START Data provided

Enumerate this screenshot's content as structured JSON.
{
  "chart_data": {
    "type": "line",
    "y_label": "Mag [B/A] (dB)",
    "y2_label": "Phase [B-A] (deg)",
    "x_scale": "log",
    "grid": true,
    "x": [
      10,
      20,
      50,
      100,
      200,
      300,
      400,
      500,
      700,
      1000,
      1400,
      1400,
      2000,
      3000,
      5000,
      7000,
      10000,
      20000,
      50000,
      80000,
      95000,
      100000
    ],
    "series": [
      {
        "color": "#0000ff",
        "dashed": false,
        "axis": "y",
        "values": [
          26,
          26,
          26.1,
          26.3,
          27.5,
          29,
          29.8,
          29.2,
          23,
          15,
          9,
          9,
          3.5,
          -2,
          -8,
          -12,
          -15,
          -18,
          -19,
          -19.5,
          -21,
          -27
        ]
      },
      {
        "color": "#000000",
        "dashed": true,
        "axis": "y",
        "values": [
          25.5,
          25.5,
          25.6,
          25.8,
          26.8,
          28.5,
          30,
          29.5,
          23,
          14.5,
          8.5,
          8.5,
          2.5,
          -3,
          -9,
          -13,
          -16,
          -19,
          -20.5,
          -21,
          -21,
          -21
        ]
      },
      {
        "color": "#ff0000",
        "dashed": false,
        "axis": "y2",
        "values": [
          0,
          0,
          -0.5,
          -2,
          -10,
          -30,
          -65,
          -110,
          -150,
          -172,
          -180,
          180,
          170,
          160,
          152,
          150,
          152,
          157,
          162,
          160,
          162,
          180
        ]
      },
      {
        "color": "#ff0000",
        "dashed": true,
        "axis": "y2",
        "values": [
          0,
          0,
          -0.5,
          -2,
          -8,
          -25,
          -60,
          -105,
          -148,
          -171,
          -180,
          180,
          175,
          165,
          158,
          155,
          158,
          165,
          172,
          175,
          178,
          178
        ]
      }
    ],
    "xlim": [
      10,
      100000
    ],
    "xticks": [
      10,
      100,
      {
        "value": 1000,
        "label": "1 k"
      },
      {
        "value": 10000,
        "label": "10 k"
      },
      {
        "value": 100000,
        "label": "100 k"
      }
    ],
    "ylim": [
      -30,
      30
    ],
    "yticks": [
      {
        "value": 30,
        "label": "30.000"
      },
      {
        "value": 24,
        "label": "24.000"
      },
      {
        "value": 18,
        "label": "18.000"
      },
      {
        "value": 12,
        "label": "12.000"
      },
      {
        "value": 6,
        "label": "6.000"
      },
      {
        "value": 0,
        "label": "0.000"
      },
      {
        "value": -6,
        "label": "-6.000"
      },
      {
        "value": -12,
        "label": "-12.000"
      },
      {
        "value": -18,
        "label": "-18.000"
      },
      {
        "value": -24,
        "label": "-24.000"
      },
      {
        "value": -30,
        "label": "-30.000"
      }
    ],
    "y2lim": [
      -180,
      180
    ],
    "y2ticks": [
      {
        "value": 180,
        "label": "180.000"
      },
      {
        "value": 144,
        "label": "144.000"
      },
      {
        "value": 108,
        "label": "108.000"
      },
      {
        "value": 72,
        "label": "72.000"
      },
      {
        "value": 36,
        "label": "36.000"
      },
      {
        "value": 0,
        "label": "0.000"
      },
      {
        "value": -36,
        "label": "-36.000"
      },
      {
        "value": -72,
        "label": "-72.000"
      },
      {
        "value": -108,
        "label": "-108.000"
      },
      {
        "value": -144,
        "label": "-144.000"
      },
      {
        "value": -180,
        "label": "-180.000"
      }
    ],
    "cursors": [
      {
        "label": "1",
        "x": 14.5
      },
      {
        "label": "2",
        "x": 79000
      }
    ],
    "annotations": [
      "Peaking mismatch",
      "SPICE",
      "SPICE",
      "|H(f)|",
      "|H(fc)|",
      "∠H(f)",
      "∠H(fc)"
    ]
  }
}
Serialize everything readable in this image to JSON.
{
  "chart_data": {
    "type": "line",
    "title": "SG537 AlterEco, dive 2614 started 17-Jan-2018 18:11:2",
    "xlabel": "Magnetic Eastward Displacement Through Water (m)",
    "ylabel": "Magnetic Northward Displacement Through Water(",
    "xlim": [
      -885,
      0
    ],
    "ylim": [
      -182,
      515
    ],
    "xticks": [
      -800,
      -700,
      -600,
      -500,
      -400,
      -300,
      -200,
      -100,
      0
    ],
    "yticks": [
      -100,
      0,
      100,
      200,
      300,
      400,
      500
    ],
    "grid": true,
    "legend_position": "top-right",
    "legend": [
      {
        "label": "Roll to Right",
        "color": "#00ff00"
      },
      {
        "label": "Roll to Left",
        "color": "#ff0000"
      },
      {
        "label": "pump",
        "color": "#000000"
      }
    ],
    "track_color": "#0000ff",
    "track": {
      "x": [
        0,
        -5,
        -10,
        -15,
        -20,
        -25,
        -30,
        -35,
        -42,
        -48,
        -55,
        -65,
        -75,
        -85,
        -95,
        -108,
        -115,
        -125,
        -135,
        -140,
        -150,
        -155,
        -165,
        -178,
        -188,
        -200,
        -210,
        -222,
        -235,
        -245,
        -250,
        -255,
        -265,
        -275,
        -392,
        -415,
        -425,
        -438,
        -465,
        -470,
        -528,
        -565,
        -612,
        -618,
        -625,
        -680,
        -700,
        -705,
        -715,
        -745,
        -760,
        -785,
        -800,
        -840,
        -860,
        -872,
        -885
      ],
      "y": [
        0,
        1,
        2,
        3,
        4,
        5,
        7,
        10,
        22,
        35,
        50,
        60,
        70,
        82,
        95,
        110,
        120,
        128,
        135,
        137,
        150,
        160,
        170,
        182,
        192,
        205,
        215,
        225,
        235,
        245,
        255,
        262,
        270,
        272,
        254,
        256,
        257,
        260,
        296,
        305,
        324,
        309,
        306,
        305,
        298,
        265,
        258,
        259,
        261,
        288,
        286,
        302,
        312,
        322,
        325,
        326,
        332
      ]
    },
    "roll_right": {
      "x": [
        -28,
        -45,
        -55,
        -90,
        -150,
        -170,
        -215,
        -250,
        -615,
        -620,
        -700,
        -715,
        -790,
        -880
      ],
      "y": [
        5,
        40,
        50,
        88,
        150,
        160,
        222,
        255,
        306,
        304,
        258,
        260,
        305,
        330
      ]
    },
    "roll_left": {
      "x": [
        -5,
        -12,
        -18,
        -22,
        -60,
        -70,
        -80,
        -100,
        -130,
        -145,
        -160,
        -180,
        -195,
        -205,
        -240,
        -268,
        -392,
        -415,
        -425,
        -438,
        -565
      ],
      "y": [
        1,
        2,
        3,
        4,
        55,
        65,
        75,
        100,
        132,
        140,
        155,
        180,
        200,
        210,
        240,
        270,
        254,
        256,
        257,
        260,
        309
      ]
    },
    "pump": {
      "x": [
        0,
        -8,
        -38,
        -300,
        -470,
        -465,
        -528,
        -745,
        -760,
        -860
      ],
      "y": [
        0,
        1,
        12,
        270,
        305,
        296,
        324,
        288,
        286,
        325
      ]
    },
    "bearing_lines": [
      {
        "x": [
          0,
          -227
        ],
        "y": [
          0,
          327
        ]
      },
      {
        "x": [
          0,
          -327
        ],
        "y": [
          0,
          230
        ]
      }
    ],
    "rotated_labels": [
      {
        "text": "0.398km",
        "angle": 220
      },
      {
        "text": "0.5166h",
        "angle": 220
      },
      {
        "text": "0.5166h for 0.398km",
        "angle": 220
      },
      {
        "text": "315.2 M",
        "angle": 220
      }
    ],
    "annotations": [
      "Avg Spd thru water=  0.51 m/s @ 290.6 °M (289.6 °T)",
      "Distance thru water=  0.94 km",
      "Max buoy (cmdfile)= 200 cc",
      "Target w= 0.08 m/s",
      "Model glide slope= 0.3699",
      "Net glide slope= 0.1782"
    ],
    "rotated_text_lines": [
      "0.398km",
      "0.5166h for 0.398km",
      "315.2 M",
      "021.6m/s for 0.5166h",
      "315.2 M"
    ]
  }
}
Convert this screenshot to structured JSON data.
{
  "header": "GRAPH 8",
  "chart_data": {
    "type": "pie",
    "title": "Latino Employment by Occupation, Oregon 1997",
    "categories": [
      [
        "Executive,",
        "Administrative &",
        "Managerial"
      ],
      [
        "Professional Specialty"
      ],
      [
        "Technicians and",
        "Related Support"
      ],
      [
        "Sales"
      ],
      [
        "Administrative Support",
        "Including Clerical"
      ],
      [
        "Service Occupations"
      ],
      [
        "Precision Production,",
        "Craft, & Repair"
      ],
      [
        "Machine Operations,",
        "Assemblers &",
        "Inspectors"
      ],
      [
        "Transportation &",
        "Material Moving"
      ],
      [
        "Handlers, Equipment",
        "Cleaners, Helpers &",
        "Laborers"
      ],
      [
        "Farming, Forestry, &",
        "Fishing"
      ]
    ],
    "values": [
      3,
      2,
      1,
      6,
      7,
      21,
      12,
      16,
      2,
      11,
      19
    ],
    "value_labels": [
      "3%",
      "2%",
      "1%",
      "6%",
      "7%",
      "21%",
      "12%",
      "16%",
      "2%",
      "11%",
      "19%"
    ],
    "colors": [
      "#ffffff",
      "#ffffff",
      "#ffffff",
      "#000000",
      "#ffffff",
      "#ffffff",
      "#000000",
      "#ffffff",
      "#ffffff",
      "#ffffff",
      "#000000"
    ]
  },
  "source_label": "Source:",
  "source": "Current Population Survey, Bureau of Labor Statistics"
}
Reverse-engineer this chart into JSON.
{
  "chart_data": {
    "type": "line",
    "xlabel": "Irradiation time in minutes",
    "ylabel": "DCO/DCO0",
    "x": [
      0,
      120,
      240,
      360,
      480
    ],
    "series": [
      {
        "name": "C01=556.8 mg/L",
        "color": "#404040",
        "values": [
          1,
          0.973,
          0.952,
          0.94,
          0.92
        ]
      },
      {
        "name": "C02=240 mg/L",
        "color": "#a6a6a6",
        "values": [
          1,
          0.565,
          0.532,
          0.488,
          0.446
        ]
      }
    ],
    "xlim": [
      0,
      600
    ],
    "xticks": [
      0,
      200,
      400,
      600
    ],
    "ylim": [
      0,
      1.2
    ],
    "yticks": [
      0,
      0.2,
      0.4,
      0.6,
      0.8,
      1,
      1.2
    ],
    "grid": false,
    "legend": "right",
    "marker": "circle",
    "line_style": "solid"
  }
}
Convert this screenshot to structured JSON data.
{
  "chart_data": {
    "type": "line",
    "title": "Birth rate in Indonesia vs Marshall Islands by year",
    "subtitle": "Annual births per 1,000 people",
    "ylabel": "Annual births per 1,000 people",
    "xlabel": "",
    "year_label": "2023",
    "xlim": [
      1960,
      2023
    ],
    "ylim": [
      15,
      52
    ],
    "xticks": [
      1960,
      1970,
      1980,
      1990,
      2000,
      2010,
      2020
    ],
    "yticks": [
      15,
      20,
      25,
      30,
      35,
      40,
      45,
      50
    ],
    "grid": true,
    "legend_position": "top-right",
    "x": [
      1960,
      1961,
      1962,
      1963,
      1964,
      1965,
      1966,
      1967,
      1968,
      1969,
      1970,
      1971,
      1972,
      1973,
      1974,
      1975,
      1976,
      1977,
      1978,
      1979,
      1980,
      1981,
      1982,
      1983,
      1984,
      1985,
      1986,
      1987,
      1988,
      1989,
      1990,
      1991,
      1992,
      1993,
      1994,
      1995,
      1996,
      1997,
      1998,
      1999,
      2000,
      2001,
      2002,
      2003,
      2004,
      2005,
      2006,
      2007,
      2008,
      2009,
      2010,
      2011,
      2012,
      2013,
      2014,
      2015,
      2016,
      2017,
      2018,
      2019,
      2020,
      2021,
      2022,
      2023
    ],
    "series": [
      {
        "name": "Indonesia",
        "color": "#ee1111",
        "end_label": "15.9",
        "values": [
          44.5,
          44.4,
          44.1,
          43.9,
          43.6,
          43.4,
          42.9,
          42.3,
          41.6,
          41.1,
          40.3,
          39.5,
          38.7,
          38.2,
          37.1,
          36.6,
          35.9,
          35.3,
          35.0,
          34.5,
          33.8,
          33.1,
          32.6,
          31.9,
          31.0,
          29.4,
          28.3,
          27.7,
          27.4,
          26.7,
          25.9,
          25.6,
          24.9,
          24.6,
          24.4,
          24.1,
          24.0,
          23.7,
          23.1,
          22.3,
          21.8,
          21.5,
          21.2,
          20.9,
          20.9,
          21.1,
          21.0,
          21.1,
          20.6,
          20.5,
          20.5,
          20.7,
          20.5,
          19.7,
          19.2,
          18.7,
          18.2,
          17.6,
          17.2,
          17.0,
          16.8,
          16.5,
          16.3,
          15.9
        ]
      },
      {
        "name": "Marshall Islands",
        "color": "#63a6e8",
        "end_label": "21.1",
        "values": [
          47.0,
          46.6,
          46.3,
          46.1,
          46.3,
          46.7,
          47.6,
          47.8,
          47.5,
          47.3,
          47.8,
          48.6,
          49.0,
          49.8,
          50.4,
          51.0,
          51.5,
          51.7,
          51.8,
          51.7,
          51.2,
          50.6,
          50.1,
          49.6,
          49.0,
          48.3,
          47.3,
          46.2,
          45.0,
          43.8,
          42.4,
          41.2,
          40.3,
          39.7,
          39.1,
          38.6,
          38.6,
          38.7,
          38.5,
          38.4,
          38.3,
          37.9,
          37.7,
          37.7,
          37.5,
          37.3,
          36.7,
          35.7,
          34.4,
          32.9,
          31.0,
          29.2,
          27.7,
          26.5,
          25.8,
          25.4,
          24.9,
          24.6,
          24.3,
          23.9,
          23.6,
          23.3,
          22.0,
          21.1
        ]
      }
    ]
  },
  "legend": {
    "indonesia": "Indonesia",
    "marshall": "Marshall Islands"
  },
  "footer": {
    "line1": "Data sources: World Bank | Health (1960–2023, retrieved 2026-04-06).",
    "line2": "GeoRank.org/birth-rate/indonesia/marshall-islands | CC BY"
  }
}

END Data provided

**Given instruction:** Find and copy every line in the entries above where the string "thru" occurs.

**Result for this exercise:**
      "Avg Spd thru water=  0.51 m/s @ 290.6 °M (289.6 °T)",
      "Distance thru water=  0.94 km",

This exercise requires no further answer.